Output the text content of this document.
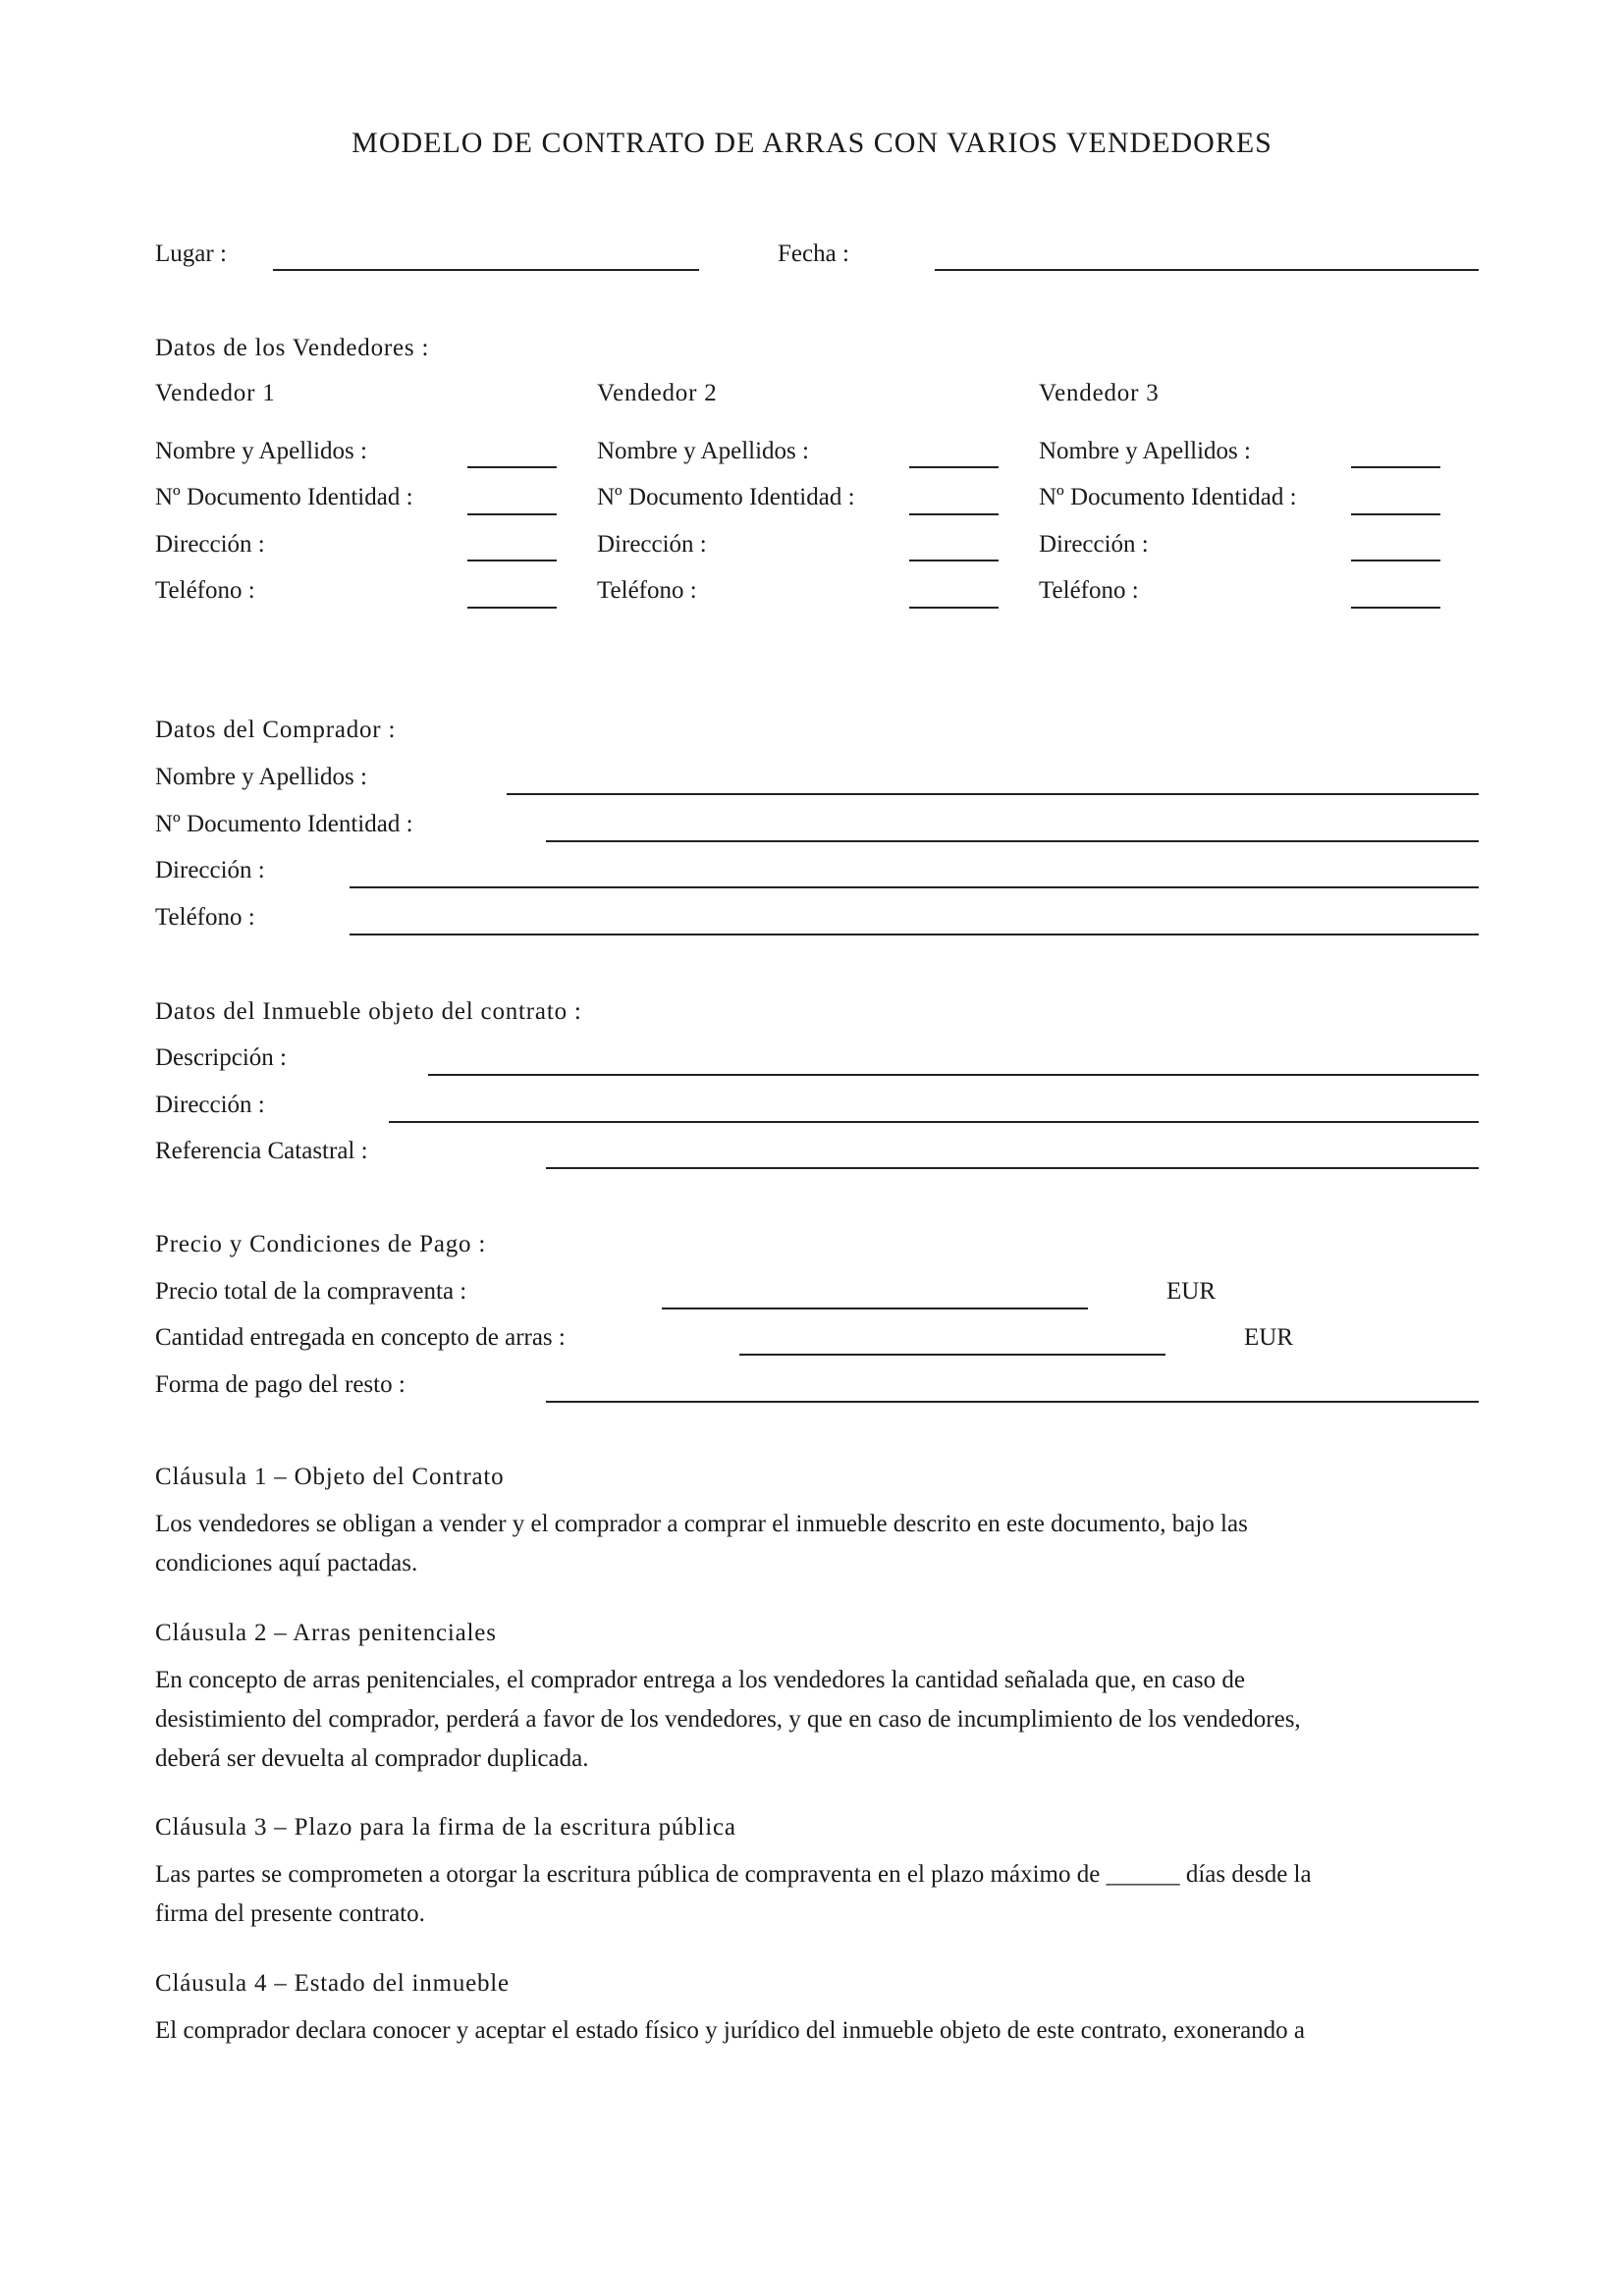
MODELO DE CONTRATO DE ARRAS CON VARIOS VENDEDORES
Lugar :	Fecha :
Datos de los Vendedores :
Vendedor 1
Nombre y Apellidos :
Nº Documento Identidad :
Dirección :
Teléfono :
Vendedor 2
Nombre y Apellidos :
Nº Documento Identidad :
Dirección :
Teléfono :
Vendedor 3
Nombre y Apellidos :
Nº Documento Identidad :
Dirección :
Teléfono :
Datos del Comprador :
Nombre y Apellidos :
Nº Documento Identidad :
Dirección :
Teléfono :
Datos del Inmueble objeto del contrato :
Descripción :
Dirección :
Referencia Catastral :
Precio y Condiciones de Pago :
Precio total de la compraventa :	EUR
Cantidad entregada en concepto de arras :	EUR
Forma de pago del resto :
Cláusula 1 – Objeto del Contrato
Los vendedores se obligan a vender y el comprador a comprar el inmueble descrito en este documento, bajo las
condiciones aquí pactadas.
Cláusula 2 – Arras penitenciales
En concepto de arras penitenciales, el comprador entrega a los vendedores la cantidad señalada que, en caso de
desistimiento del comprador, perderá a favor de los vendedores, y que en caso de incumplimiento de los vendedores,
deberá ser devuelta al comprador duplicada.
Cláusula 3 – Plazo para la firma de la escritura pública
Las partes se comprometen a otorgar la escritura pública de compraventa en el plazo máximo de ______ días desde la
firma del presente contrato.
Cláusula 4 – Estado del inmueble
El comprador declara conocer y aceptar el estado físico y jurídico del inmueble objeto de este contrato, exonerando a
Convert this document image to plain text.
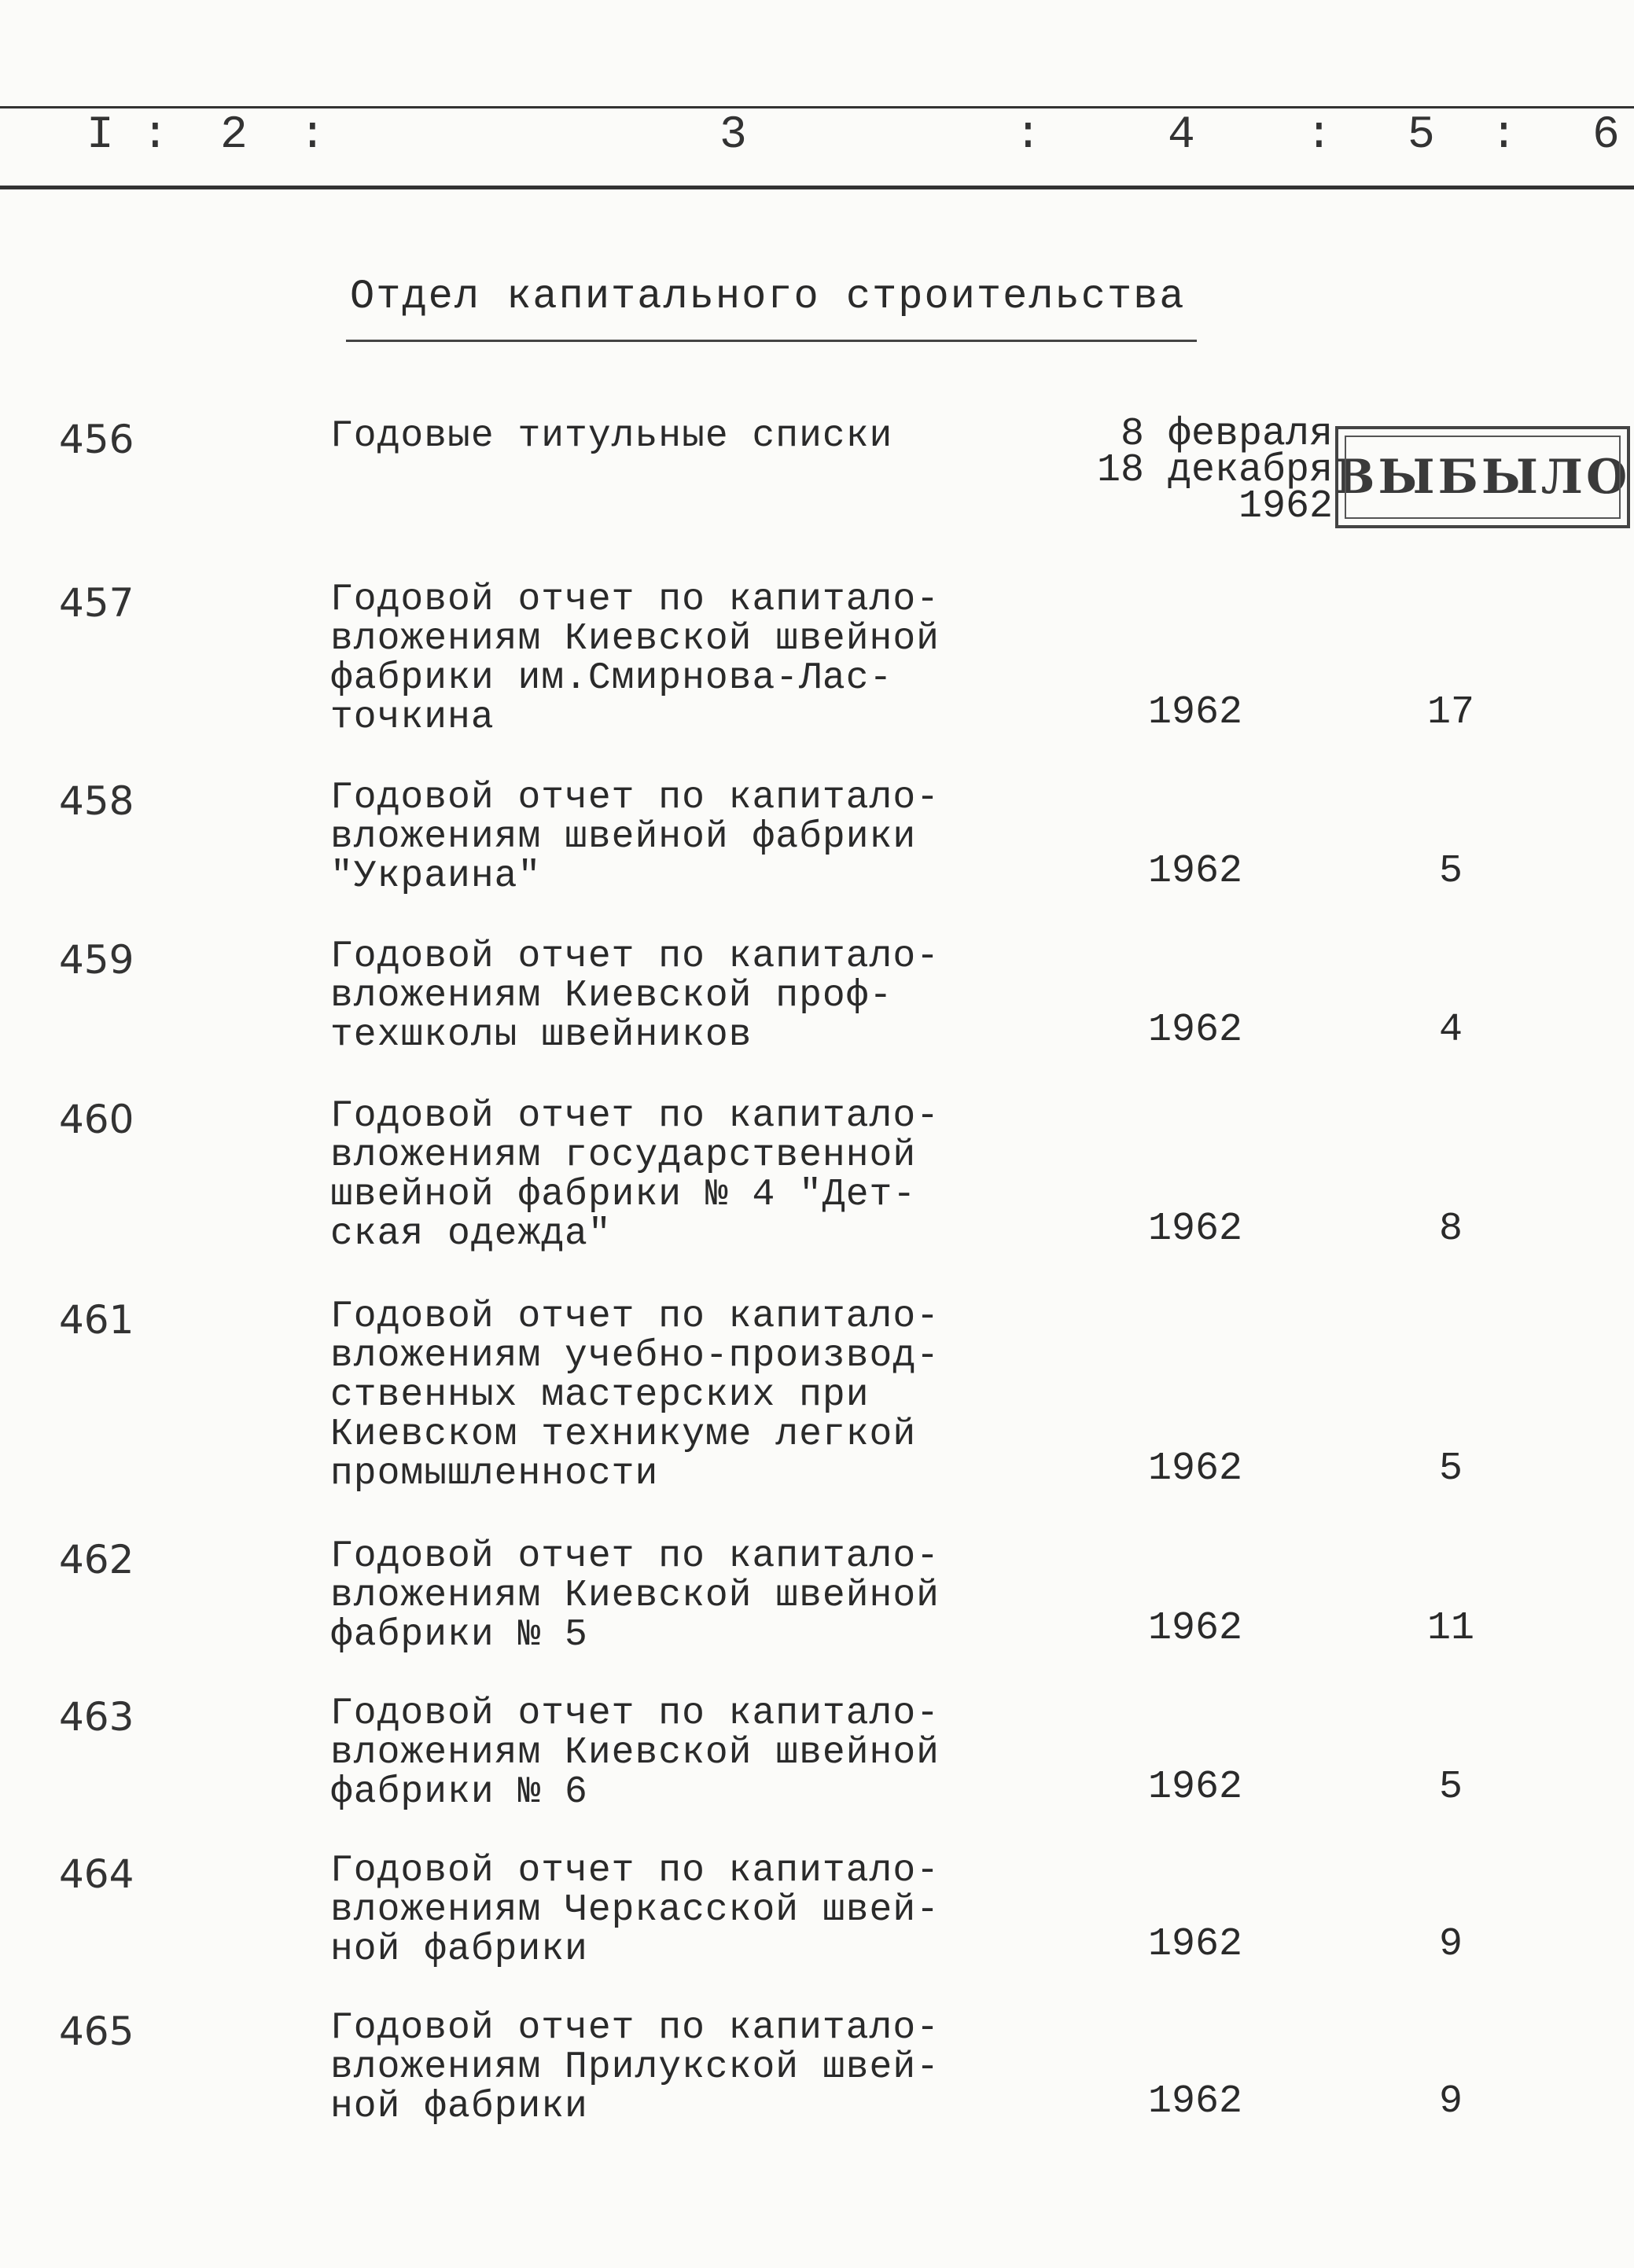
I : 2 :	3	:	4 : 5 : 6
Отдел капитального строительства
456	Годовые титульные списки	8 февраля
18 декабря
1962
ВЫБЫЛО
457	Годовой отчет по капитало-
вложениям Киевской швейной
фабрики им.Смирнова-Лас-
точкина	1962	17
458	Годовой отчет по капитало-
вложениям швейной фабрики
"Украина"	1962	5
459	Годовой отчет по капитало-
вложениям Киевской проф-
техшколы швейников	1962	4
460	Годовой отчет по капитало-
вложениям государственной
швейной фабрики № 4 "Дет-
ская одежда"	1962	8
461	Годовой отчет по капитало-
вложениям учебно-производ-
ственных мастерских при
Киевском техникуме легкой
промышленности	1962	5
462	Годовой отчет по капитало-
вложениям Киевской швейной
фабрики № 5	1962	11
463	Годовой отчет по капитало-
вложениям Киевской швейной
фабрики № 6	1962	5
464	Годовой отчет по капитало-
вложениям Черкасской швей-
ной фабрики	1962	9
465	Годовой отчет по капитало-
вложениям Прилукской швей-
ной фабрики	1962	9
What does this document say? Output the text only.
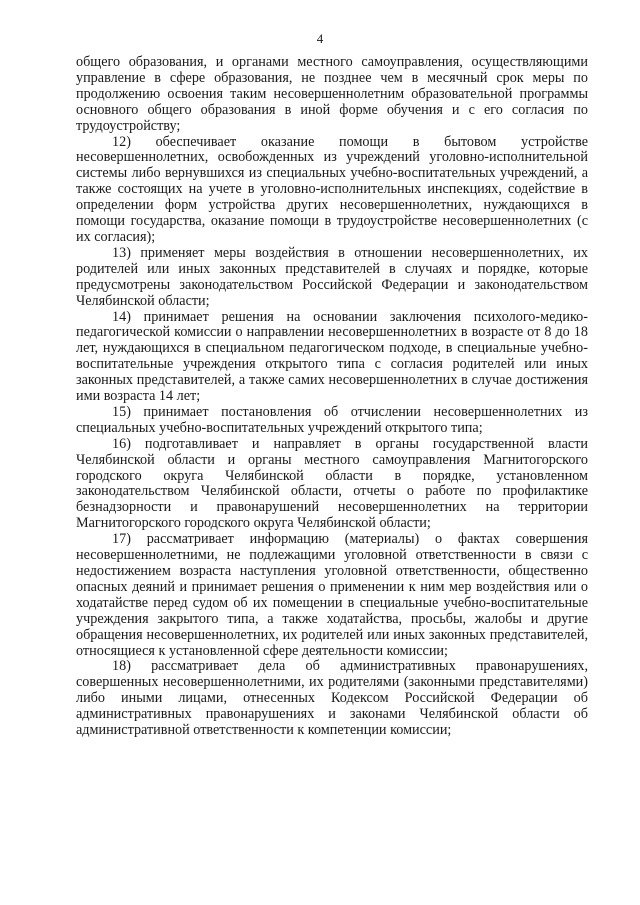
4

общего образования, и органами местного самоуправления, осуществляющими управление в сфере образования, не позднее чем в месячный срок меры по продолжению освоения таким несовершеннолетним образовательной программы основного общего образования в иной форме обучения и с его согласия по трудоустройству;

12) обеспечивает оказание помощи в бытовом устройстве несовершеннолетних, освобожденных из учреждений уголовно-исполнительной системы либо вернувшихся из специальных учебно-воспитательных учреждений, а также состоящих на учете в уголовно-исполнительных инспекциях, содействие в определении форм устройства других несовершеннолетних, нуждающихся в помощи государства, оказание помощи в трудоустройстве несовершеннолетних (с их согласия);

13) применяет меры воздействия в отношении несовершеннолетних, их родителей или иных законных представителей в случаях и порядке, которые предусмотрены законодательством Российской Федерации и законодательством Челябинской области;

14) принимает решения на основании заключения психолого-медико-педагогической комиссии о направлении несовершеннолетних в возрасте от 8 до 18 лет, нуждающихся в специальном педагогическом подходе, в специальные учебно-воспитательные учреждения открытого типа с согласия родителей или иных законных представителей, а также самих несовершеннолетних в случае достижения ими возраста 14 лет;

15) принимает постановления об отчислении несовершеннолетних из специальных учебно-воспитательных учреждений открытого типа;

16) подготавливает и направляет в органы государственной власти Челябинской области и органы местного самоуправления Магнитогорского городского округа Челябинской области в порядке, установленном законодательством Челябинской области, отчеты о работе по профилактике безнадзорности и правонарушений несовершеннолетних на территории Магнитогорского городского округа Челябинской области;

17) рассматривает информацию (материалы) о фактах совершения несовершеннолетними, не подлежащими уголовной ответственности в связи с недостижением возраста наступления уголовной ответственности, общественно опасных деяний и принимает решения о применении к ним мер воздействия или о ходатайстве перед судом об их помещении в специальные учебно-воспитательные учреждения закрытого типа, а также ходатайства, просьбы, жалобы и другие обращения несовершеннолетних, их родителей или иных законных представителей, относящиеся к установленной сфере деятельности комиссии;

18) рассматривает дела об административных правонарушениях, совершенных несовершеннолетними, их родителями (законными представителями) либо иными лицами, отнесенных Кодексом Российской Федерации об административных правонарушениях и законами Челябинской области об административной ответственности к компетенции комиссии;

* * * * *

*Requirement*
Isolate the lines above that contain the word "фабрики" and copy them.

*Final result*
фабрики им.Смирнова-Лас-
вложениям швейной фабрики
швейной фабрики № 4 "Дет-
фабрики № 5	1962	11
фабрики № 6	1962	5
ной фабрики	1962	9
ной фабрики	1962	9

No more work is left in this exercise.